- OBJECTIVE -
Write each line exactly, from the line that holds "What does this" through the final line of the material, and no other line.

>> start RECORD EXTRACTS

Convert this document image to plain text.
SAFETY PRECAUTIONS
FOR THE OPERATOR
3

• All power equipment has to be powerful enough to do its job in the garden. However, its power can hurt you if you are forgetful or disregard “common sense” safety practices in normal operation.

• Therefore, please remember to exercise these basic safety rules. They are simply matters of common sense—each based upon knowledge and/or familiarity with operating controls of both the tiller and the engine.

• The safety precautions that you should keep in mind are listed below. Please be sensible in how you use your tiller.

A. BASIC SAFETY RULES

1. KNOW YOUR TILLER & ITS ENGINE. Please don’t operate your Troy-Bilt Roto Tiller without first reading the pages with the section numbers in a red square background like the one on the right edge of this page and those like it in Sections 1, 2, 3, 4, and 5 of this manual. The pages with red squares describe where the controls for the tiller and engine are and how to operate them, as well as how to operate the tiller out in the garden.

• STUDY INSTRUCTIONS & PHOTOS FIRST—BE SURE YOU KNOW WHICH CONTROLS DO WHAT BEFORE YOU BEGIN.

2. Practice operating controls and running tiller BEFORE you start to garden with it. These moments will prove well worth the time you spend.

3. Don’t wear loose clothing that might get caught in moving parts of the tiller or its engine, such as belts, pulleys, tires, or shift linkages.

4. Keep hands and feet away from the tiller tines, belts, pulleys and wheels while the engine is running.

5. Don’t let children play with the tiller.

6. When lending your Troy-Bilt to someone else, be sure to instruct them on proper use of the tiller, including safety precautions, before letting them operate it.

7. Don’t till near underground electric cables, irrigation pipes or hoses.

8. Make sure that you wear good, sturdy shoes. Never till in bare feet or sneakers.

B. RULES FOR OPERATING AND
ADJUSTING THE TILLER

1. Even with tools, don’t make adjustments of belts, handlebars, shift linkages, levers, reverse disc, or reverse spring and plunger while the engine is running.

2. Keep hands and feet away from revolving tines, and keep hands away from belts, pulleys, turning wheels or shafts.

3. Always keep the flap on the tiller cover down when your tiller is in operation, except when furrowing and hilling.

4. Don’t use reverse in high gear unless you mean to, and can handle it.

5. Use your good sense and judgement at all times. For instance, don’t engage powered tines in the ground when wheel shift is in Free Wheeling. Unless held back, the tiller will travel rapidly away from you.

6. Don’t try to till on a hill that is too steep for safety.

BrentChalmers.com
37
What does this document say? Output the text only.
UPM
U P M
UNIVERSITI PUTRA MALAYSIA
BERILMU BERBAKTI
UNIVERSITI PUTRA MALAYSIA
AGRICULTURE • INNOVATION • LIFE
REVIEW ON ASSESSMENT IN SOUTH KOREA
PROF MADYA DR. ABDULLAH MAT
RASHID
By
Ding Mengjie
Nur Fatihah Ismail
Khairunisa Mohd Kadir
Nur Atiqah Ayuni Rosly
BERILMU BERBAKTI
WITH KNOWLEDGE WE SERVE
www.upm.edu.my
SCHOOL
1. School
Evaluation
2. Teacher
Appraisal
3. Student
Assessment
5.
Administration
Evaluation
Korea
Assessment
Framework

>> end RECORD EXTRACTS

- ANSWER IN FULL -
What does this document say? Output the text only.
UPM
U P M
UNIVERSITI PUTRA MALAYSIA
BERILMU BERBAKTI
UNIVERSITI PUTRA MALAYSIA
AGRICULTURE • INNOVATION • LIFE
REVIEW ON ASSESSMENT IN SOUTH KOREA
PROF MADYA DR. ABDULLAH MAT
RASHID
By
Ding Mengjie
Nur Fatihah Ismail
Khairunisa Mohd Kadir
Nur Atiqah Ayuni Rosly
BERILMU BERBAKTI
WITH KNOWLEDGE WE SERVE
www.upm.edu.my
SCHOOL
1. School
Evaluation
2. Teacher
Appraisal
3. Student
Assessment
5.
Administration
Evaluation
Korea
Assessment
Framework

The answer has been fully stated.